# The data start

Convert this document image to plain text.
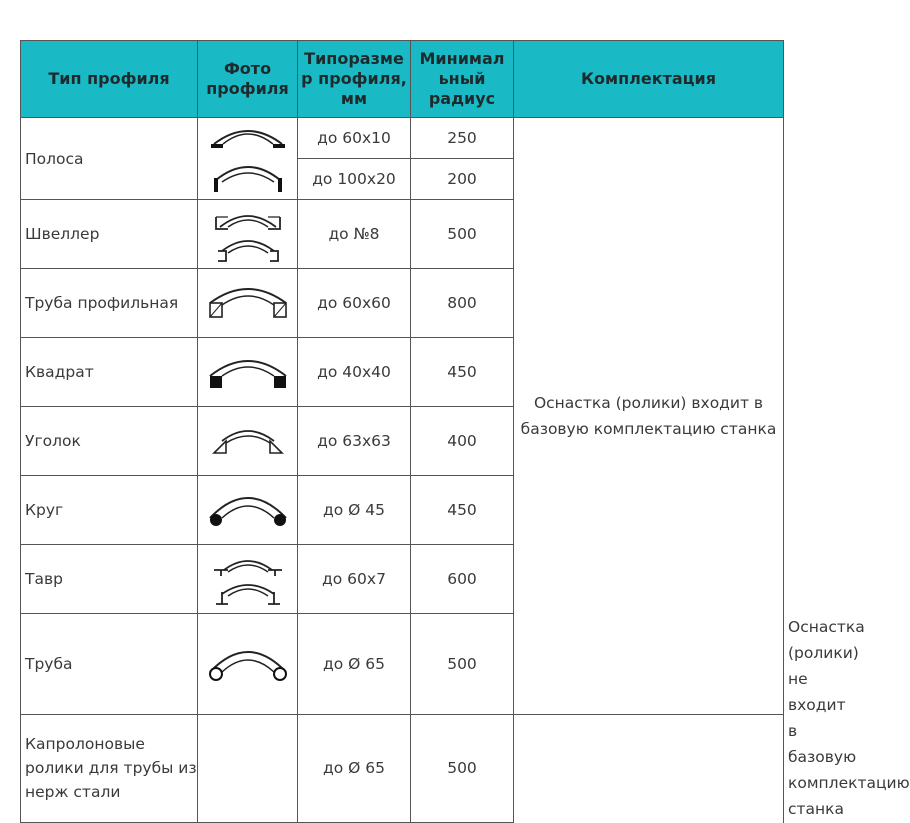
Тип профиля	Фото профиля	Типоразме р профиля, мм	Минимал ьный радиус	Комплектация	
Полоса		до 60x10	250	Оснастка (ролики) входит в базовую комплектацию станка	
		до 100x20	200		
Швеллер		до №8	500		
Труба профильная		до 60x60	800		
Квадрат		до 40x40	450		
Уголок		до 63x63	400		
Круг		до Ø 45	450		
Тавр		до 60x7	600		
Труба		до Ø 65	500		Оснастка (ролики) не входит в базовую комплектацию станка
Капролоновые ролики для трубы из нерж стали		до Ø 65	500		
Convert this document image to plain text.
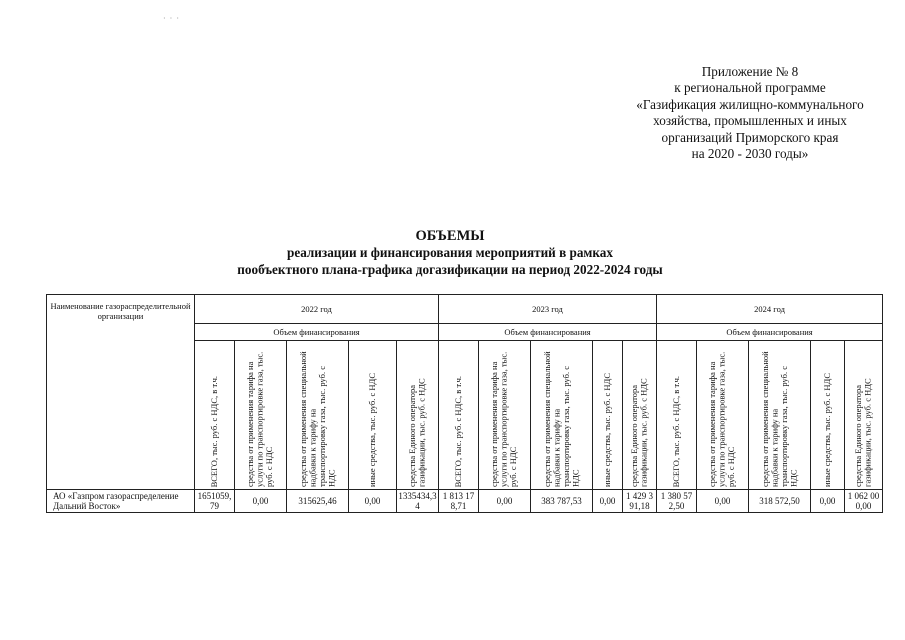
· · ·
Приложение № 8
к региональной программе
«Газификация жилищно-коммунального
хозяйства, промышленных и иных
организаций Приморского края
на 2020 - 2030 годы»
ОБЪЕМЫ
реализации и финансирования мероприятий в рамках
пообъектного плана-графика догазификации на период 2022-2024 годы
Наименование газораспределительной организации	2022 год					2023 год					2024 год				
	Объем финансирования					Объем финансирования					Объем финансирования				
	ВСЕГО, тыс. руб. с НДС, в т.ч.	средства от применения тарифа на услуги по транспортировке газа, тыс. руб. с НДС	средства от применения специальной надбавки к тарифу на транспортировку газа, тыс. руб. с НДС	иные средства, тыс. руб. с НДС	средства Единого оператора газификации, тыс. руб. с НДС	ВСЕГО, тыс. руб. с НДС, в т.ч.	средства от применения тарифа на услуги по транспортировке газа, тыс. руб. с НДС	средства от применения специальной надбавки к тарифу на транспортировку газа, тыс. руб. с НДС	иные средства, тыс. руб. с НДС	средства Единого оператора газификации, тыс. руб. с НДС	ВСЕГО, тыс. руб. с НДС, в т.ч.	средства от применения тарифа на услуги по транспортировке газа, тыс. руб. с НДС	средства от применения специальной надбавки к тарифу на транспортировку газа, тыс. руб. с НДС	иные средства, тыс. руб. с НДС	средства Единого оператора газификации, тыс. руб. с НДС
АО «Газпром газораспределение Дальний Восток»	1651059,79	0,00	315625,46	0,00	1335434,34	1 813 178,71	0,00	383 787,53	0,00	1 429 391,18	1 380 572,50	0,00	318 572,50	0,00	1 062 000,00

# The data end

■ Work to be completed
Reproduce every line exactly and omit all pictures.

■ Response for this exercise
Convert this document image to plain text.
Тип профиля	Фото профиля	Типоразме р профиля, мм	Минимал ьный радиус	Комплектация	
Полоса		до 60x10	250	Оснастка (ролики) входит в базовую комплектацию станка	
		до 100x20	200		
Швеллер		до №8	500		
Труба профильная		до 60x60	800		
Квадрат		до 40x40	450		
Уголок		до 63x63	400		
Круг		до Ø 45	450		
Тавр		до 60x7	600		
Труба		до Ø 65	500		Оснастка (ролики) не входит в базовую комплектацию станка
Капролоновые ролики для трубы из нерж стали		до Ø 65	500		
Convert this document image to plain text.
· · ·
Приложение № 8
к региональной программе
«Газификация жилищно-коммунального
хозяйства, промышленных и иных
организаций Приморского края
на 2020 - 2030 годы»
ОБЪЕМЫ
реализации и финансирования мероприятий в рамках
пообъектного плана-графика догазификации на период 2022-2024 годы
Наименование газораспределительной организации	2022 год					2023 год					2024 год				
	Объем финансирования					Объем финансирования					Объем финансирования				
	ВСЕГО, тыс. руб. с НДС, в т.ч.	средства от применения тарифа на услуги по транспортировке газа, тыс. руб. с НДС	средства от применения специальной надбавки к тарифу на транспортировку газа, тыс. руб. с НДС	иные средства, тыс. руб. с НДС	средства Единого оператора газификации, тыс. руб. с НДС	ВСЕГО, тыс. руб. с НДС, в т.ч.	средства от применения тарифа на услуги по транспортировке газа, тыс. руб. с НДС	средства от применения специальной надбавки к тарифу на транспортировку газа, тыс. руб. с НДС	иные средства, тыс. руб. с НДС	средства Единого оператора газификации, тыс. руб. с НДС	ВСЕГО, тыс. руб. с НДС, в т.ч.	средства от применения тарифа на услуги по транспортировке газа, тыс. руб. с НДС	средства от применения специальной надбавки к тарифу на транспортировку газа, тыс. руб. с НДС	иные средства, тыс. руб. с НДС	средства Единого оператора газификации, тыс. руб. с НДС
АО «Газпром газораспределение Дальний Восток»	1651059,79	0,00	315625,46	0,00	1335434,34	1 813 178,71	0,00	383 787,53	0,00	1 429 391,18	1 380 572,50	0,00	318 572,50	0,00	1 062 000,00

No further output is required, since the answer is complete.